■ **Supplied text**:

========================================

CS-201b · Module 2

The Ghostwriting System

4 min read

Every executive should be publishing thought leadership. Almost none of them have time to write. That gap is your opportunity. AI-powered ghostwriting turns a 30-minute interview into a 2,000-word article that sounds exactly like the executive — because it was built from their actual words, frameworks, and opinions.

The ghostwriting system has three components: extraction (getting the ideas out of the expert's head), synthesis (turning raw ideas into structured content), and voice calibration (making sure the finished piece sounds like them, not like a content team).

  1. Step 1: The 30-Minute Extraction Record a conversation with the executive. Not an interview with prepared questions — a conversation about their expertise. "What's the one thing your industry gets wrong?" "What do you tell new hires on their first day?" "What changed your mind recently?" AI transcribes and identifies the core ideas.

========================================

■ **What is asked**:
A) List every component of the ghostwriting system named in the ghostwriting module above.
B) Reproduce the records below from their first line through the line that contains "focal-depth-label: Focal depth: —", including both ends.

■ **Input for this task**:
========================================

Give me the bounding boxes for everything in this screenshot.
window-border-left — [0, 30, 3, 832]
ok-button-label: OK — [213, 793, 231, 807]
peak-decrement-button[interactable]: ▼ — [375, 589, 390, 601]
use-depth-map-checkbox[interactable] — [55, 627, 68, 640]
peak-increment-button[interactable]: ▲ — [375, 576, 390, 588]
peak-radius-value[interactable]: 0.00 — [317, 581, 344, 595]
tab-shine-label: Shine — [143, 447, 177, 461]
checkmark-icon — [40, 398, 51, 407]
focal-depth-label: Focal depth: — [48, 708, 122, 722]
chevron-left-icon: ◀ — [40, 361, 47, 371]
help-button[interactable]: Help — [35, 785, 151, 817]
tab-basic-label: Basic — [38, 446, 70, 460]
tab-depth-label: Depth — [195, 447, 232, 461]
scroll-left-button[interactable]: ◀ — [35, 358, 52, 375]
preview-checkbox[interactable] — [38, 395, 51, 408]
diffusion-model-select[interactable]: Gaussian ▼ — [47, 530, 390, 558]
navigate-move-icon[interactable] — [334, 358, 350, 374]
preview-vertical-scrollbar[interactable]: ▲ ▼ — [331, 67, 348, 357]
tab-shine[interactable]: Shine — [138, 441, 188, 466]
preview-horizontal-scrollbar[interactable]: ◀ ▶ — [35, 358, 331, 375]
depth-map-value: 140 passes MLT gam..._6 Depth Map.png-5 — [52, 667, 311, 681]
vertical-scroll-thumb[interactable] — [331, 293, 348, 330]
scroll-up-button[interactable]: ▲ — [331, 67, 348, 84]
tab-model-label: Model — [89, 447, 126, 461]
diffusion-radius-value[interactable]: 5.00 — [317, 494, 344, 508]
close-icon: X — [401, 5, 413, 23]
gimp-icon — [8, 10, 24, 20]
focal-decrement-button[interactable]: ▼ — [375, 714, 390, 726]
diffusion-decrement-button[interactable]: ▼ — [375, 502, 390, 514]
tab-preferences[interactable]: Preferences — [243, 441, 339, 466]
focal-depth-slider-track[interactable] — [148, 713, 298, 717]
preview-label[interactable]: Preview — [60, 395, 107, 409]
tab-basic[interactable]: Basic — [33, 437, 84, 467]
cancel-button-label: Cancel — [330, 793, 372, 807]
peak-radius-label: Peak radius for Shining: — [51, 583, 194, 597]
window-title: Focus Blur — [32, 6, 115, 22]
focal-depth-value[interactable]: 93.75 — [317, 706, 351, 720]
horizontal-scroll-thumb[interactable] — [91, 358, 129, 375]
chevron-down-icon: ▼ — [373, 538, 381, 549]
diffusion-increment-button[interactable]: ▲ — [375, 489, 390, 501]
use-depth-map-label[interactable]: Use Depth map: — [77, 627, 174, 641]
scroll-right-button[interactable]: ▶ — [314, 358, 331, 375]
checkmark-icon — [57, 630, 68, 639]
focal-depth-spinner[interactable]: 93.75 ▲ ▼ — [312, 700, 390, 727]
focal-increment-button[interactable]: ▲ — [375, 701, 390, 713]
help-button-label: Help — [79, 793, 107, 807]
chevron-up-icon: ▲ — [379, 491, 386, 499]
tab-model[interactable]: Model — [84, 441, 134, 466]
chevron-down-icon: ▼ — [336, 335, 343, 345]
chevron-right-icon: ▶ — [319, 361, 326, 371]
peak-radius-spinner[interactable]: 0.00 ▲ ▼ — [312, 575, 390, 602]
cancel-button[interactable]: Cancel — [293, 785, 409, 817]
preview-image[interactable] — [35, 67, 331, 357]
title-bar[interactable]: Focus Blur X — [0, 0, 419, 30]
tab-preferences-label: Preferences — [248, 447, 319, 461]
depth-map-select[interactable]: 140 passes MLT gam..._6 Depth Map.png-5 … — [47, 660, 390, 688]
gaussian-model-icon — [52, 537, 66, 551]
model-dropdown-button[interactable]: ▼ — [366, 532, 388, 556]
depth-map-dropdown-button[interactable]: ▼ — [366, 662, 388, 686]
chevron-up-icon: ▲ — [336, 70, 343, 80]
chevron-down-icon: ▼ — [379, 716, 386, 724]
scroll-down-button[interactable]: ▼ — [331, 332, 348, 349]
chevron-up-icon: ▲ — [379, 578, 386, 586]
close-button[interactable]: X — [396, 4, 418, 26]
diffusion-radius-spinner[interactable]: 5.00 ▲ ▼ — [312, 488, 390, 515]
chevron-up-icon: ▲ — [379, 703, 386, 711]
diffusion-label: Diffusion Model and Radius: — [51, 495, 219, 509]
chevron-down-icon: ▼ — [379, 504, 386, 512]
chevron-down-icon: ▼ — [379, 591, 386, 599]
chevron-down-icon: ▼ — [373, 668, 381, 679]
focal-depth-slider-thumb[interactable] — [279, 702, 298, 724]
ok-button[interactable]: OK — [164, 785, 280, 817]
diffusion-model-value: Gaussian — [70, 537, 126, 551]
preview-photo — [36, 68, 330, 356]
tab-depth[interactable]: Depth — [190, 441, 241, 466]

========================================

■ **Task responses**:
A) Extraction, synthesis, and voice calibration.

B)
Give me the bounding boxes for everything in this screenshot.
window-border-left — [0, 30, 3, 832]
ok-button-label: OK — [213, 793, 231, 807]
peak-decrement-button[interactable]: ▼ — [375, 589, 390, 601]
use-depth-map-checkbox[interactable] — [55, 627, 68, 640]
peak-increment-button[interactable]: ▲ — [375, 576, 390, 588]
peak-radius-value[interactable]: 0.00 — [317, 581, 344, 595]
tab-shine-label: Shine — [143, 447, 177, 461]
checkmark-icon — [40, 398, 51, 407]
focal-depth-label: Focal depth: — [48, 708, 122, 722]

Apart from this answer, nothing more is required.